To do =>
(1) Write out the stretch of the straight bevel gear text from "Straight bevel gears are" through "most common one.", word for word.
(2) Extend the straight bevel gear text with new material that follows its final sentence.

Document text =>
☆ ☆ ☆ ☆ ☆ ☆ ☆
Straight bevel gears are the simplest type of bevel gears that transfer power between intersecting axes [1]. They are widely used in low-speed applications or static loading conditions. Differential gears are one such application where the speed is very low and the load type is mainly static. There are still several traditional applications of straight bevel gears in aerospace, marine, agriculture, and constructions [2–5] as well. They have wide range of shaft angles especially in marine applications; however, right angle is the most common one.

Gleason utilized a planer with indexing head [6] to introduce an efficient straight bevel gear manufacturing method of its time. Development of more efficient manufacturing methods for straight bevel gears was followed by introduction of Revacycle [5] and Coniflex [7] cutting methods. In the last two decades, forging has emerged as one more efficient and economical way of straight bevel gear manufacturing [8]. Due to forging limitations in tonnage and accuracy, this trend aims more at smaller size bevel gears with low-speed applications, such as automobile differentials, which are usually finish forged or near-net forged, utilizing forging for such applications will save some material and machining cost and also improve strength due to improved grain flow [5] in the material. Using forging as manufacturing method will also give the possibility of having web feature between the teeth [9].
☆ ☆ ☆ ☆ ☆ ☆ ☆
Material shown =>
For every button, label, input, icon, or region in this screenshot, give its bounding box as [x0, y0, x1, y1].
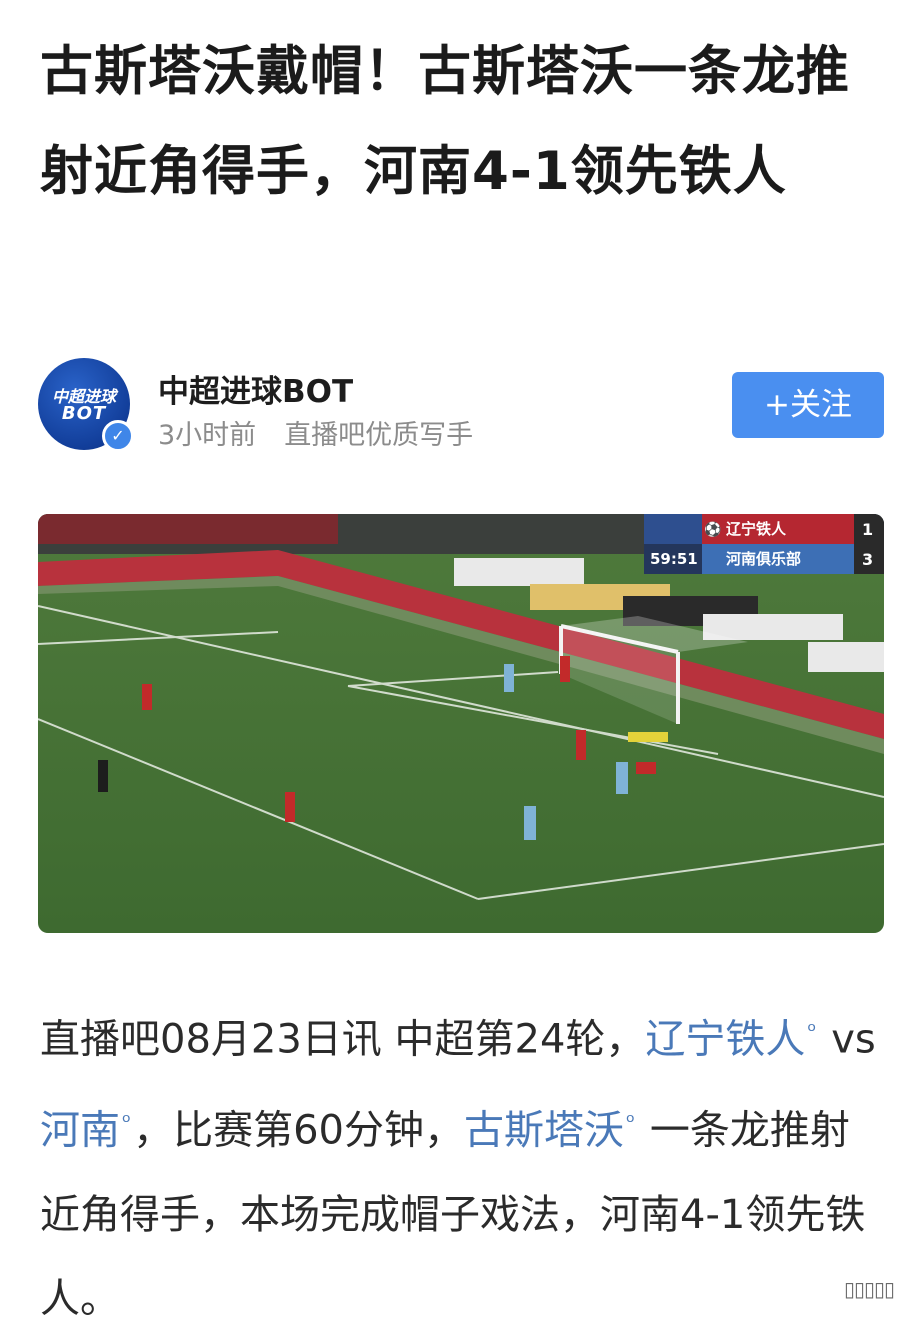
☆ ☆ ☆ ☆ ☆ ☆ ☆
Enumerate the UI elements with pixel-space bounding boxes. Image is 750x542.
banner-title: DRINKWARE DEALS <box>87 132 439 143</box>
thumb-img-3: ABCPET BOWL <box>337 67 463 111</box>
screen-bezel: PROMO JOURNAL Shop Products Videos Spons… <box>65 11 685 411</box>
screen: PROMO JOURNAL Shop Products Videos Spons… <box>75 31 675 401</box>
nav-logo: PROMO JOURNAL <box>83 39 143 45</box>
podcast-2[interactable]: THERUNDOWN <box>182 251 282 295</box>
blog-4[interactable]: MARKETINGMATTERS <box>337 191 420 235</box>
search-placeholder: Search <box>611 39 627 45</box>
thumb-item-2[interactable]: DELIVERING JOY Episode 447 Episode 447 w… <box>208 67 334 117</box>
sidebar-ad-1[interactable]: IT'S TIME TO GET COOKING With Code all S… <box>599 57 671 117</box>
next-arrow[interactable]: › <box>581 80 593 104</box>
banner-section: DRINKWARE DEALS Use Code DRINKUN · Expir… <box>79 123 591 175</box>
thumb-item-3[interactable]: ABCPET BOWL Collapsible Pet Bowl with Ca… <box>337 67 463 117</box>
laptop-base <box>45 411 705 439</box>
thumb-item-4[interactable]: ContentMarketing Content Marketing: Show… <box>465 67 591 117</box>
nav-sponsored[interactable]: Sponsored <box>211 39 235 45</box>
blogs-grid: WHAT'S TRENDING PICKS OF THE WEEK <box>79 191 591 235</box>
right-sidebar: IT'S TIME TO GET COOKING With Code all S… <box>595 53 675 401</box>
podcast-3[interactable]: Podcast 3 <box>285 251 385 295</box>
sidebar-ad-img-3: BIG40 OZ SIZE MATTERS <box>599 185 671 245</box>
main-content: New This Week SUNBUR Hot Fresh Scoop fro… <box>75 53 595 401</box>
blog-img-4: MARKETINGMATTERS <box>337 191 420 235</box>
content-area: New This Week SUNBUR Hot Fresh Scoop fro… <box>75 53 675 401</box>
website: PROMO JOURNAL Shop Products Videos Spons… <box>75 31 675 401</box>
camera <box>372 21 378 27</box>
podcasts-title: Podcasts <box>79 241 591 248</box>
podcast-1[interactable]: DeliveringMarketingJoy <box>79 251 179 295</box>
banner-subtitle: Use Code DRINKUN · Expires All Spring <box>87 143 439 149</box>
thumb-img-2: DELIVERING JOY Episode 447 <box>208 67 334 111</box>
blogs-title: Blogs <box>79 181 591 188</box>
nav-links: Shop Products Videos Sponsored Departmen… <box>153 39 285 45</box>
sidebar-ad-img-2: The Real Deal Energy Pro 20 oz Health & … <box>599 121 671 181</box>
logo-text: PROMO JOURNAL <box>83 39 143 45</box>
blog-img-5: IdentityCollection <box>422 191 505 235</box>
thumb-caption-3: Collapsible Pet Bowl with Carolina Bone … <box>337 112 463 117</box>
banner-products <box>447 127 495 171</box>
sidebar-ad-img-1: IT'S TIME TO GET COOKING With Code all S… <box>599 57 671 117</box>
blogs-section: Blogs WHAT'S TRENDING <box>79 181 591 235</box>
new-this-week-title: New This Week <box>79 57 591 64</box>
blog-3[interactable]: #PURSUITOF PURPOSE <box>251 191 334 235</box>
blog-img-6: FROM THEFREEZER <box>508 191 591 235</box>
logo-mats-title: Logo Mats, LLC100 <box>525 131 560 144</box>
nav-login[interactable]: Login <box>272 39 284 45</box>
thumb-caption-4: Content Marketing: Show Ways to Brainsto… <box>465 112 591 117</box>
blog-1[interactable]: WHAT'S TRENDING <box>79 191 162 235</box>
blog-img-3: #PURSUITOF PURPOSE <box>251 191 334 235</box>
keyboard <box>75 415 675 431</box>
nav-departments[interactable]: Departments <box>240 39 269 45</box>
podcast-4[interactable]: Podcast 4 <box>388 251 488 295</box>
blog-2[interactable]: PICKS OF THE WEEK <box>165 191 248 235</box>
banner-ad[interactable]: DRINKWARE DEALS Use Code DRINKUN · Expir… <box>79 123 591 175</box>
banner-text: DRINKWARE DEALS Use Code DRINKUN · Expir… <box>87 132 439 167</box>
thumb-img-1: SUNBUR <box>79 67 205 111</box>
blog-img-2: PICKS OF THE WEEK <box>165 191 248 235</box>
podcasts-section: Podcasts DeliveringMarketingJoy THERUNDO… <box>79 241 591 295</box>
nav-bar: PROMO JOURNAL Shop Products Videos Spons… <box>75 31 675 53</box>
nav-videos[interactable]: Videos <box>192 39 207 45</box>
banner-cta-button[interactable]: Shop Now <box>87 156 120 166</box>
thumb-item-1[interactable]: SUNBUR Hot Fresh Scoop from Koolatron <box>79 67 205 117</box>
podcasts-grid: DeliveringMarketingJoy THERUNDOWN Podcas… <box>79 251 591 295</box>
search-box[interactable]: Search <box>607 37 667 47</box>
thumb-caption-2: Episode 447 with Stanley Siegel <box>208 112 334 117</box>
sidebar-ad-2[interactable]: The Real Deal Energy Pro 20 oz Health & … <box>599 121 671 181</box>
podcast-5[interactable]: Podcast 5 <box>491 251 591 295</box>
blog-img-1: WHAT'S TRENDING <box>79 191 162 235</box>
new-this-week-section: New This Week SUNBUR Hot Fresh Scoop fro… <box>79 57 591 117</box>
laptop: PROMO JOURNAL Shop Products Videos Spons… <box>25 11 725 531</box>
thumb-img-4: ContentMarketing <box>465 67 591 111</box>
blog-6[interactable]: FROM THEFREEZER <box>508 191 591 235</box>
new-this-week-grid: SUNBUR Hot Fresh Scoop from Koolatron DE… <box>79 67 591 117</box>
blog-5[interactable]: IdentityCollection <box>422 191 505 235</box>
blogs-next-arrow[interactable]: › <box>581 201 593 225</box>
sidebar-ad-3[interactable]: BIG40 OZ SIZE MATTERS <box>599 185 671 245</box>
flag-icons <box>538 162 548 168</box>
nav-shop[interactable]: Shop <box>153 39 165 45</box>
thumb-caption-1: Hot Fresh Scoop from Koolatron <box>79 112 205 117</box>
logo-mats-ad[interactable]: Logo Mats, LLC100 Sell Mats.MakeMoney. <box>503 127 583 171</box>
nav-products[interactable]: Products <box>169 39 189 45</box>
☆ ☆ ☆ ☆ ☆ ☆ ☆
Answers given =>
(1)
Straight bevel gears are the simplest type of bevel gears that transfer power between intersecting axes [1]. They are widely used in low-speed applications or static loading conditions. Differential gears are one such application where the speed is very low and the load type is mainly static. There are still several traditional applications of straight bevel gears in aerospace, marine, agriculture, and constructions [2–5] as well. They have wide range of shaft angles especially in marine applications; however, right angle is the most common one.

(2)
Due to ease of manufacture and insensitivity to change of center distance, involute curves are dominant in cylindrical gears. By the same analogy, spherical involute would bring same benefits for straight bevel gears. However, in many of today's applications, forging manufacturers of bevel gears imitate cut surfaces of Coniflex or Revacycle which is mainly a legacy of the time, when forging manufacturers were trying to duplicate cut gears to prove these gears can also be near-net forged. Other than some fundamental definitions [10], most of the basic formulae of today's cut straight bevel gear geometry were established by Wildhaber [11–14]. Al-Daccak et al. [15] proposed a method for spherical involute geometry calculation; Figliolini and Angeles [16] also introduced a calculation approach for both spherical involute and octoidal bevel gears. The purpose of both the studies was to calculate surface coordinates and tooth modeling while Kolivand [17] added required formulae to compute normal to the surface. The normal vectors to the surfaces are needed to construct ease-off, conduct TCA, and measure the tooth topography using CMMs; all aim at proving quality and performance of designs, prototypes, and production parts.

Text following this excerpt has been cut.